* Stored rows *
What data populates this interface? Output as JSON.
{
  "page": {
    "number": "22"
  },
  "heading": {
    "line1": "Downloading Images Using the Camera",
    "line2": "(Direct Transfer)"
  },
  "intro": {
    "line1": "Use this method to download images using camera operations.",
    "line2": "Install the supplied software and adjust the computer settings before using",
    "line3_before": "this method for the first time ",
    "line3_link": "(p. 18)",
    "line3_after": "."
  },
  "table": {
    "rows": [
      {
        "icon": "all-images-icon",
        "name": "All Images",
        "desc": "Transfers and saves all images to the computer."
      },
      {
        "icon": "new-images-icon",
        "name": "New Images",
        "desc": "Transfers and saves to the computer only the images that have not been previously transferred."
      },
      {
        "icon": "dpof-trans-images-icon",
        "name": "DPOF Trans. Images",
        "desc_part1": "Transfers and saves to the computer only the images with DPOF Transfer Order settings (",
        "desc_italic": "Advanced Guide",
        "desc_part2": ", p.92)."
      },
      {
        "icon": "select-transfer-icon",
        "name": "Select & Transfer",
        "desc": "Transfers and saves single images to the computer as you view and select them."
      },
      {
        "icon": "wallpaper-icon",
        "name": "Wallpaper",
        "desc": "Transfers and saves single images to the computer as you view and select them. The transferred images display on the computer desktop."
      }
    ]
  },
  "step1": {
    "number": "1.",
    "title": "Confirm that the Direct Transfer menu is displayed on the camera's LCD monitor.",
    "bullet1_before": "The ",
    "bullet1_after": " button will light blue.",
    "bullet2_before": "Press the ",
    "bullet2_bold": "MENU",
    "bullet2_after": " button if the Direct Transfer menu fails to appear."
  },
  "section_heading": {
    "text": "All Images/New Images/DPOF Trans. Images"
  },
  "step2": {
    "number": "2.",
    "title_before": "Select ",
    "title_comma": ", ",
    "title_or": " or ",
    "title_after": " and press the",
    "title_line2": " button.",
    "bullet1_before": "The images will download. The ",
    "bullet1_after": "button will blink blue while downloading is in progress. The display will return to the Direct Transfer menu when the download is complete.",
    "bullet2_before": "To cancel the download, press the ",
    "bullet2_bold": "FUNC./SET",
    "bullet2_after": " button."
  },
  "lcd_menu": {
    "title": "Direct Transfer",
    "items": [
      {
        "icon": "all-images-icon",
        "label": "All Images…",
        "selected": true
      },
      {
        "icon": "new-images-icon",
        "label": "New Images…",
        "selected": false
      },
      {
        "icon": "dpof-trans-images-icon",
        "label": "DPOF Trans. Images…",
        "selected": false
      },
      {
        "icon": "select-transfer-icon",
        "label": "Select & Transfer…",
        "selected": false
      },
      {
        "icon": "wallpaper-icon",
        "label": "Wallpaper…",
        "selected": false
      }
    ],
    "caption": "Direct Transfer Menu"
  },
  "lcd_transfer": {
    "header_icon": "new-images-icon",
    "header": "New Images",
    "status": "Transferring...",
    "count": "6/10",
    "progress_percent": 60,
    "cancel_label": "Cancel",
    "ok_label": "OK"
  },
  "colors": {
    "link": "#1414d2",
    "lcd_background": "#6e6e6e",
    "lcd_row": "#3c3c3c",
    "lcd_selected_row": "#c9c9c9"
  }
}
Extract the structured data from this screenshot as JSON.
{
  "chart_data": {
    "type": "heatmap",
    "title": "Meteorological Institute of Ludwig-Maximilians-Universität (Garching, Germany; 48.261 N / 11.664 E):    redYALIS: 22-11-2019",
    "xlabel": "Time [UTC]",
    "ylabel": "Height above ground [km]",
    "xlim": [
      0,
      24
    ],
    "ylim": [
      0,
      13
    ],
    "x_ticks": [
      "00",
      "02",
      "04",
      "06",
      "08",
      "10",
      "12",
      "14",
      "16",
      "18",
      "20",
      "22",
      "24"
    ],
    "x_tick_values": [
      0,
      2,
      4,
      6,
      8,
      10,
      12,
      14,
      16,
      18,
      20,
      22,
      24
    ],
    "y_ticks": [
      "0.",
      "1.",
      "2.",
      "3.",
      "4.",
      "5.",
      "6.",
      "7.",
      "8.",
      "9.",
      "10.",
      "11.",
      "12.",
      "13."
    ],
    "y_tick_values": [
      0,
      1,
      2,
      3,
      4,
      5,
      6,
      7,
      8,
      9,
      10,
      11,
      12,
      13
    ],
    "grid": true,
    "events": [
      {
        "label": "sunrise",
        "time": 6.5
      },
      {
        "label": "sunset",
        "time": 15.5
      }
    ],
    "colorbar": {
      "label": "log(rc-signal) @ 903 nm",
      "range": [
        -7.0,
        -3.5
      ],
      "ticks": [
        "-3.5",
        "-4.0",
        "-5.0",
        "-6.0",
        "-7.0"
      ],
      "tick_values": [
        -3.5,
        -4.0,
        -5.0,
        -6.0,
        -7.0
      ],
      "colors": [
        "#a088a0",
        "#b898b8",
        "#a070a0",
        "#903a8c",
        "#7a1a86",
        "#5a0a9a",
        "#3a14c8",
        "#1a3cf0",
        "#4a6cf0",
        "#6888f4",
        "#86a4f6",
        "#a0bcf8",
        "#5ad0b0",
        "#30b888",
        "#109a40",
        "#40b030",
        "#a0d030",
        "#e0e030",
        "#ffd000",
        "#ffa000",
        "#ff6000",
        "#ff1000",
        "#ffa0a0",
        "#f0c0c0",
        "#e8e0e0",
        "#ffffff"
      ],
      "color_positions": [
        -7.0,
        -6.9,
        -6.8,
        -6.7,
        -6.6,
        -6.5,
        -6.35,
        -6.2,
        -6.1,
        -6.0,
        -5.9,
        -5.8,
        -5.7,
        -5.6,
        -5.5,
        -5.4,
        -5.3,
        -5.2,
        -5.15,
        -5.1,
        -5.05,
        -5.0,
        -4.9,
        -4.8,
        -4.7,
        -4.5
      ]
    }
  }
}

* Work required *
Gather all lines where the word "that" appears.

* The result *
        "desc": "Transfers and saves to the computer only the images that have not been previously transferred."
    "title": "Confirm that the Direct Transfer menu is displayed on the camera's LCD monitor.",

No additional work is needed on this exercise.